(Excerpts from a figure dataset)
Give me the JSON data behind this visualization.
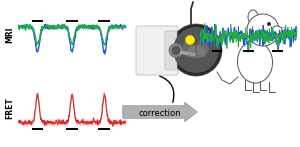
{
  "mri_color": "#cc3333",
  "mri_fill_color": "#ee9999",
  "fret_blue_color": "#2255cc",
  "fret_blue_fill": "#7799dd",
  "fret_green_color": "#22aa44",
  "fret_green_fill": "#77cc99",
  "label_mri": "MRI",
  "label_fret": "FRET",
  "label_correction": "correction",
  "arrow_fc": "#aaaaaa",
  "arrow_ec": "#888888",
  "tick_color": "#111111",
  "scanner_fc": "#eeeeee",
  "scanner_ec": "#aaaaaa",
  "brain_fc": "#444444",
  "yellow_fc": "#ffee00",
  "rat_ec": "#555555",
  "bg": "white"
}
==
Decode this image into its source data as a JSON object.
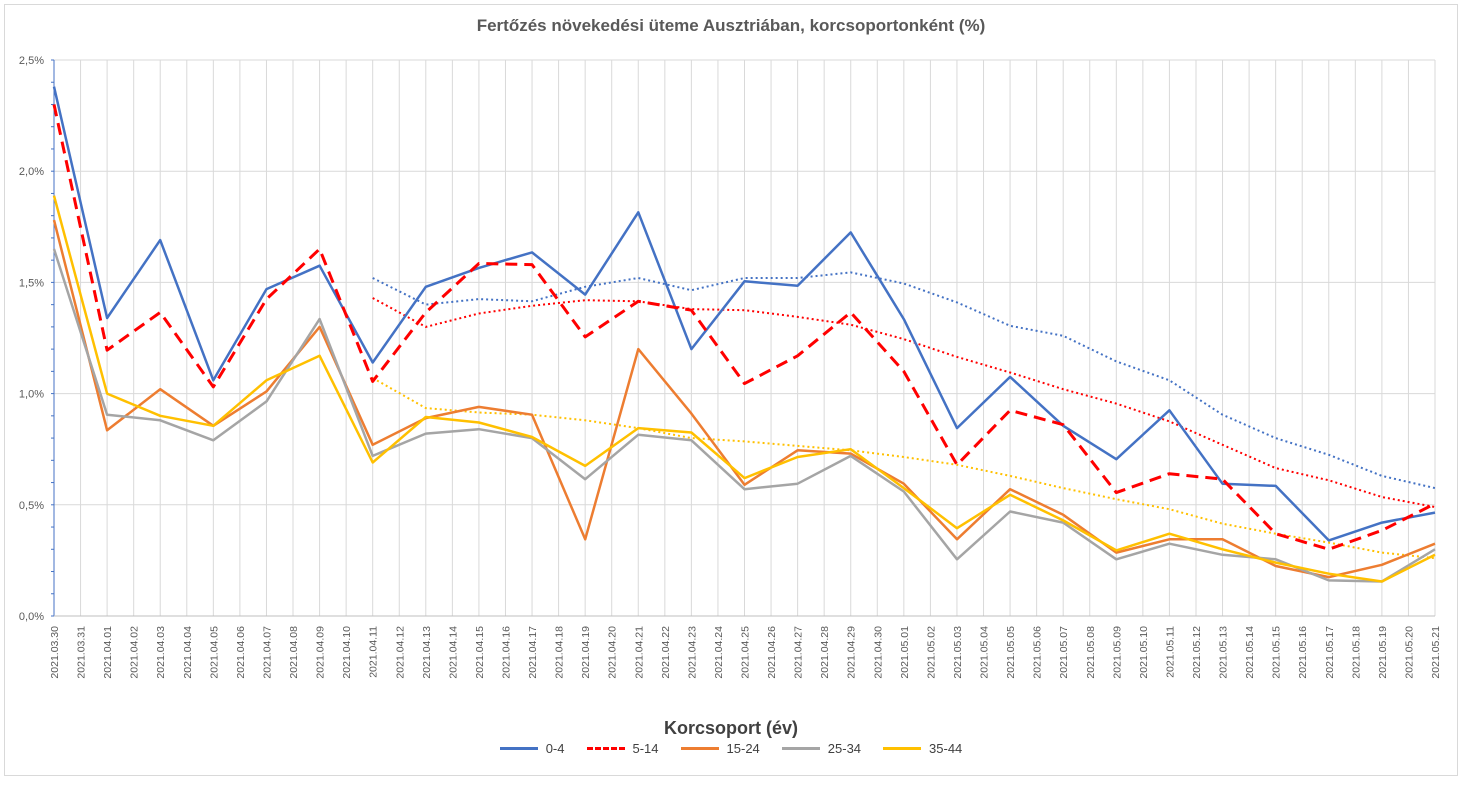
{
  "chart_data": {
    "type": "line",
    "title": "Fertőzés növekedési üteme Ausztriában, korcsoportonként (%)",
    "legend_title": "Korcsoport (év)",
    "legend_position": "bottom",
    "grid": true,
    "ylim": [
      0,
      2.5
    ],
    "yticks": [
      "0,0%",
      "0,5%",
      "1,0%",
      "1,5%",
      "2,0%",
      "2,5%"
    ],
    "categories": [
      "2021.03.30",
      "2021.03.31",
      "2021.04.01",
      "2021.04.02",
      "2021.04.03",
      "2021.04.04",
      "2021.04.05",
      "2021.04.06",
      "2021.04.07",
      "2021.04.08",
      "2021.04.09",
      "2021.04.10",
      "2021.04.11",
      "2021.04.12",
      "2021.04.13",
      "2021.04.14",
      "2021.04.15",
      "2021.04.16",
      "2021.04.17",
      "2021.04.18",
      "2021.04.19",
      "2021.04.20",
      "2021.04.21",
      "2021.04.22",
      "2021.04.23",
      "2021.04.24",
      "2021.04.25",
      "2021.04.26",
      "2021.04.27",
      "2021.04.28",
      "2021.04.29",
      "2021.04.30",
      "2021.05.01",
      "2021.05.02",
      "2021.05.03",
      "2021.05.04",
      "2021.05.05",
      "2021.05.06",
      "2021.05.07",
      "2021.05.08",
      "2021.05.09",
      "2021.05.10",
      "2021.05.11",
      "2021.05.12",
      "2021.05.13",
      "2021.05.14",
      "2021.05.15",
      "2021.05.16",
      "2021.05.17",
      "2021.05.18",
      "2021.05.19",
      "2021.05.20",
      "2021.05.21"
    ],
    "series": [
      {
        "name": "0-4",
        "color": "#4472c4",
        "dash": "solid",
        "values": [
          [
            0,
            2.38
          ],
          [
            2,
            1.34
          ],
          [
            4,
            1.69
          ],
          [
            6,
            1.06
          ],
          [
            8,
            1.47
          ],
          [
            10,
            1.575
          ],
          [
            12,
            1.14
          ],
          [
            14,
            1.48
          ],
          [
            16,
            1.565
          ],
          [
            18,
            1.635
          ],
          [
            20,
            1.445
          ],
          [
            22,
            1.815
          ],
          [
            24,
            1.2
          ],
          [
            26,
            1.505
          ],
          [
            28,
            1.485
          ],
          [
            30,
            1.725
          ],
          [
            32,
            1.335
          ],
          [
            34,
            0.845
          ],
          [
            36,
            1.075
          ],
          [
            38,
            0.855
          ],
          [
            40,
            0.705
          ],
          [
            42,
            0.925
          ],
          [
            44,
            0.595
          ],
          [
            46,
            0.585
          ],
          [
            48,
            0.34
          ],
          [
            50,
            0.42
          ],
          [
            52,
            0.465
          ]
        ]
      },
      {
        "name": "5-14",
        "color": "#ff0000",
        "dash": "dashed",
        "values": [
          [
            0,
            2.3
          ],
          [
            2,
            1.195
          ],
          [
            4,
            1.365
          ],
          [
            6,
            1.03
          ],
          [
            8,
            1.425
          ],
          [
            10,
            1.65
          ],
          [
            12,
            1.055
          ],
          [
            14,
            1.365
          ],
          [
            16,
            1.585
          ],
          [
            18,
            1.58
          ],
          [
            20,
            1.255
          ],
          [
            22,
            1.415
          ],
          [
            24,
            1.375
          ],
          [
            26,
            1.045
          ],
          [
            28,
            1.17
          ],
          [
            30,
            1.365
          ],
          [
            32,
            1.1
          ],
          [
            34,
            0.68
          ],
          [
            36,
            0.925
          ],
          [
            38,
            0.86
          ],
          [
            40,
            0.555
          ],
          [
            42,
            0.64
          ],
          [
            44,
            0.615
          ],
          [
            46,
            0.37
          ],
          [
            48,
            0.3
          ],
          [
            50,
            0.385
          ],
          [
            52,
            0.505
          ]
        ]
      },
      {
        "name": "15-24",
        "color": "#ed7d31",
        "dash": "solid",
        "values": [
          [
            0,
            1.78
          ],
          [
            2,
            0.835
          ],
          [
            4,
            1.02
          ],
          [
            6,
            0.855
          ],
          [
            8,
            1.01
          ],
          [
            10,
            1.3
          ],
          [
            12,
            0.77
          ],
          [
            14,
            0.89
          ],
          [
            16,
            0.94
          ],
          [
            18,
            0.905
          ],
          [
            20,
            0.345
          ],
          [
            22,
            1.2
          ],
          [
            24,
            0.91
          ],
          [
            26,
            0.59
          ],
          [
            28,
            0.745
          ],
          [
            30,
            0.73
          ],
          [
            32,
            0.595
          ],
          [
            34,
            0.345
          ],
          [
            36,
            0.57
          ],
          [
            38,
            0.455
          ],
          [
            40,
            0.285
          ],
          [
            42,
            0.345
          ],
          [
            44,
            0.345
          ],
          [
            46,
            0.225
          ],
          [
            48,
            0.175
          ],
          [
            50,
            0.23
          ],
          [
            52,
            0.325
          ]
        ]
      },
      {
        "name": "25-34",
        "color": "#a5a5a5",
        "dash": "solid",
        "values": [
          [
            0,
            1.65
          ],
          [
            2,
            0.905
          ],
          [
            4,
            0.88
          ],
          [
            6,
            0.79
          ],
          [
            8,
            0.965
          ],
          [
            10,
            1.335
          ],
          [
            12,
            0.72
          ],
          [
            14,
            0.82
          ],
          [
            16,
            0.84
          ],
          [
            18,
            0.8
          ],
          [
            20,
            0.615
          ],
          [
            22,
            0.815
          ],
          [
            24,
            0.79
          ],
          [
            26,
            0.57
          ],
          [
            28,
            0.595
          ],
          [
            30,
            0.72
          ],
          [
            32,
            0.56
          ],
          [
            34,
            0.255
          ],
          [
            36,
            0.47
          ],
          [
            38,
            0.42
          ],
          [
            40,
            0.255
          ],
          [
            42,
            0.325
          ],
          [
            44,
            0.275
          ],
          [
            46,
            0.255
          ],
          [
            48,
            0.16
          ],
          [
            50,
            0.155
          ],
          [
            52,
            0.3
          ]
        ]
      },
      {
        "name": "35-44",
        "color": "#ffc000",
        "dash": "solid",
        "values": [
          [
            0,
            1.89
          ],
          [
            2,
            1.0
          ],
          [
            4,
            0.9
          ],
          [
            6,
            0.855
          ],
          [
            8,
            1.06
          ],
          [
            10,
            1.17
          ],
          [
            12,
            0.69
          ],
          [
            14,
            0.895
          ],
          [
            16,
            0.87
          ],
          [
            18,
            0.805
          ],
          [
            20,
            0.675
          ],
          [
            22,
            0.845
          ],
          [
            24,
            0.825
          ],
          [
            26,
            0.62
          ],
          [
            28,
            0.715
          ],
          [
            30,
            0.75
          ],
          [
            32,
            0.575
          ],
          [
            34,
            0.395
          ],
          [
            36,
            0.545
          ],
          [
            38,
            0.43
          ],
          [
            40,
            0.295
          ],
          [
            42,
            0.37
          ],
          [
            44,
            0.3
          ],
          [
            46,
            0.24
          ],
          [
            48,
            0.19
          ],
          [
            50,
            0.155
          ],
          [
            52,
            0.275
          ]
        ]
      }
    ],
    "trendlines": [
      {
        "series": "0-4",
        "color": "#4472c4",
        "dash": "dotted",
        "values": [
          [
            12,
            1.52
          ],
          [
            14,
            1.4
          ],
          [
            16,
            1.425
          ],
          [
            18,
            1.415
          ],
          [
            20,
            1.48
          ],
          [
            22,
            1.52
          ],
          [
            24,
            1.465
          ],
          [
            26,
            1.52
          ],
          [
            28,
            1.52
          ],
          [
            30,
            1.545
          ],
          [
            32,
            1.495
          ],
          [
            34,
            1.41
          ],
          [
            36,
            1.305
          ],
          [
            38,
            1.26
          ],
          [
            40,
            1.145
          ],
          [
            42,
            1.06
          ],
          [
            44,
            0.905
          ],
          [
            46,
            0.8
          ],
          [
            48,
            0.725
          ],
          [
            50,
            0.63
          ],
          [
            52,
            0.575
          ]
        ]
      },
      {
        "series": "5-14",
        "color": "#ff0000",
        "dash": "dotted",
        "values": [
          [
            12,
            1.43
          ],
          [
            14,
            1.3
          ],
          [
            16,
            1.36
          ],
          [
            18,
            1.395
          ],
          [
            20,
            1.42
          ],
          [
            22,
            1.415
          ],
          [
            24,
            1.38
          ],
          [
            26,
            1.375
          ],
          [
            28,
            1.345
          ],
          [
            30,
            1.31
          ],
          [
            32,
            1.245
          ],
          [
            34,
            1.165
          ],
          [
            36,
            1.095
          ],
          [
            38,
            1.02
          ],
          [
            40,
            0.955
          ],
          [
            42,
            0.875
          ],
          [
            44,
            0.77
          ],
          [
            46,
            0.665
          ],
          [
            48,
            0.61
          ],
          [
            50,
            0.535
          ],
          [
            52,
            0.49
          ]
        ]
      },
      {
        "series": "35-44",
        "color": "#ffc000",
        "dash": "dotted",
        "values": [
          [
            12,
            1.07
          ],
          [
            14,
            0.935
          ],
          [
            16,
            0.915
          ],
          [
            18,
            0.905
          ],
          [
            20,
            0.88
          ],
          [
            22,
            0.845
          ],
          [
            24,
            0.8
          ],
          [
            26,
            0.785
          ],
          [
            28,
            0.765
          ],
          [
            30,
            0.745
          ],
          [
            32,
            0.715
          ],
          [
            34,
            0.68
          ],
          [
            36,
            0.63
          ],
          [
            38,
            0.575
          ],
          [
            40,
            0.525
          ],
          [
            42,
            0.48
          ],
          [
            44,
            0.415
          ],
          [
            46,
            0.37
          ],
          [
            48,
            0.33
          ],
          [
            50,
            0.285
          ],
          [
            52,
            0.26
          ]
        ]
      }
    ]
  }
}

» **Short task**
Read the entries above, then pull out the lines that include "JSON".

» **Output for this task**
Give me the JSON data behind this visualization.
Decode this image into its source data as a JSON object.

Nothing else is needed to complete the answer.